[Aim] All entries should be output exactly as they stand.
/---
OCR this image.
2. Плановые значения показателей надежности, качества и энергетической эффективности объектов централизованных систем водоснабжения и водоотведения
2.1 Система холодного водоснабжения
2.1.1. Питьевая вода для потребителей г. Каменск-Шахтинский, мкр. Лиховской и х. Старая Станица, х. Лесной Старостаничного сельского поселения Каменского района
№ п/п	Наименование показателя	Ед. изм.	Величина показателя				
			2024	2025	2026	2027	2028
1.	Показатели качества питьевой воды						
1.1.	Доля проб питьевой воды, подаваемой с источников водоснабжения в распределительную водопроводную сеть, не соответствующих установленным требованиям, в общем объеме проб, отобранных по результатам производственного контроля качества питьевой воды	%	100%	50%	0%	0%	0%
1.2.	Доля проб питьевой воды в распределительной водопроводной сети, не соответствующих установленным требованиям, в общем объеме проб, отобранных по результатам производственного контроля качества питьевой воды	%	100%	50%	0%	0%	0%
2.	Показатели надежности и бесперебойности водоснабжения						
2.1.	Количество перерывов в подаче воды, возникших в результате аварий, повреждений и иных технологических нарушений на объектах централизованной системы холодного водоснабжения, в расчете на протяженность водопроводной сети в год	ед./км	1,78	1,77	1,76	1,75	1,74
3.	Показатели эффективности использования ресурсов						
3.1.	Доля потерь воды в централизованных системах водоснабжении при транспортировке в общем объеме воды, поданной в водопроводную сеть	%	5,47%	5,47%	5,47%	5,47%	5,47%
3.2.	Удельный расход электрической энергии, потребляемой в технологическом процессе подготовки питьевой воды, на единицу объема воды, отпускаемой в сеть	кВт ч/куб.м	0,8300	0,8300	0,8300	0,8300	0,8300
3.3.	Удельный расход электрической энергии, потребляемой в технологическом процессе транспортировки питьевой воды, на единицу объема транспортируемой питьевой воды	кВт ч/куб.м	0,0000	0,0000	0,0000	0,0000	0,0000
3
\---
[The response]
OCR this image.
2. Плановые значения показателей надежности, качества и энергетической эффективности объектов централизованных систем водоснабжения и водоотведения
2.1 Система холодного водоснабжения
2.1.1. Питьевая вода для потребителей г. Каменск-Шахтинский, мкр. Лиховской и х. Старая Станица, х. Лесной Старостаничного сельского поселения Каменского района
№ п/п	Наименование показателя	Ед. изм.	Величина показателя				
			2024	2025	2026	2027	2028
1.	Показатели качества питьевой воды						
1.1.	Доля проб питьевой воды, подаваемой с источников водоснабжения в распределительную водопроводную сеть, не соответствующих установленным требованиям, в общем объеме проб, отобранных по результатам производственного контроля качества питьевой воды	%	100%	50%	0%	0%	0%
1.2.	Доля проб питьевой воды в распределительной водопроводной сети, не соответствующих установленным требованиям, в общем объеме проб, отобранных по результатам производственного контроля качества питьевой воды	%	100%	50%	0%	0%	0%
2.	Показатели надежности и бесперебойности водоснабжения						
2.1.	Количество перерывов в подаче воды, возникших в результате аварий, повреждений и иных технологических нарушений на объектах централизованной системы холодного водоснабжения, в расчете на протяженность водопроводной сети в год	ед./км	1,78	1,77	1,76	1,75	1,74
3.	Показатели эффективности использования ресурсов						
3.1.	Доля потерь воды в централизованных системах водоснабжении при транспортировке в общем объеме воды, поданной в водопроводную сеть	%	5,47%	5,47%	5,47%	5,47%	5,47%
3.2.	Удельный расход электрической энергии, потребляемой в технологическом процессе подготовки питьевой воды, на единицу объема воды, отпускаемой в сеть	кВт ч/куб.м	0,8300	0,8300	0,8300	0,8300	0,8300
3.3.	Удельный расход электрической энергии, потребляемой в технологическом процессе транспортировки питьевой воды, на единицу объема транспортируемой питьевой воды	кВт ч/куб.м	0,0000	0,0000	0,0000	0,0000	0,0000
3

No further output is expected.